* [Record extracts]
....................

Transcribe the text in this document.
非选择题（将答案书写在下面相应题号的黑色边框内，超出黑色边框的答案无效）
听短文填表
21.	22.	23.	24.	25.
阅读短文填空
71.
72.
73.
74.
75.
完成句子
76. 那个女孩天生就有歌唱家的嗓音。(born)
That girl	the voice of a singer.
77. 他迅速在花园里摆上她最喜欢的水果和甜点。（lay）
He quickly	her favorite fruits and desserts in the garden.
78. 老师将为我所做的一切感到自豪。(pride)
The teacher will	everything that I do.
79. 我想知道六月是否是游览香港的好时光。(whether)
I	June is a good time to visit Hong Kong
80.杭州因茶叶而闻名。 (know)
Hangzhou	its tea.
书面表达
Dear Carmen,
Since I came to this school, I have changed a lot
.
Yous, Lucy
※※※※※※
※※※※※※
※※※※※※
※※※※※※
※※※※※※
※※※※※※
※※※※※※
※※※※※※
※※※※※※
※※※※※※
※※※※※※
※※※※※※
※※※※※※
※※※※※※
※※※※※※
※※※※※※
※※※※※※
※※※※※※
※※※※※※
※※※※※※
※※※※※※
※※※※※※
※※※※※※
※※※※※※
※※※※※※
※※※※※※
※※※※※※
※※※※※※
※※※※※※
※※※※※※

....................

* [Brief] Only lines that contain the word "this" are wanted; copy each of them.

* [Complete output]
Transcribe the text in this document.
Since I came to this school, I have changed a lot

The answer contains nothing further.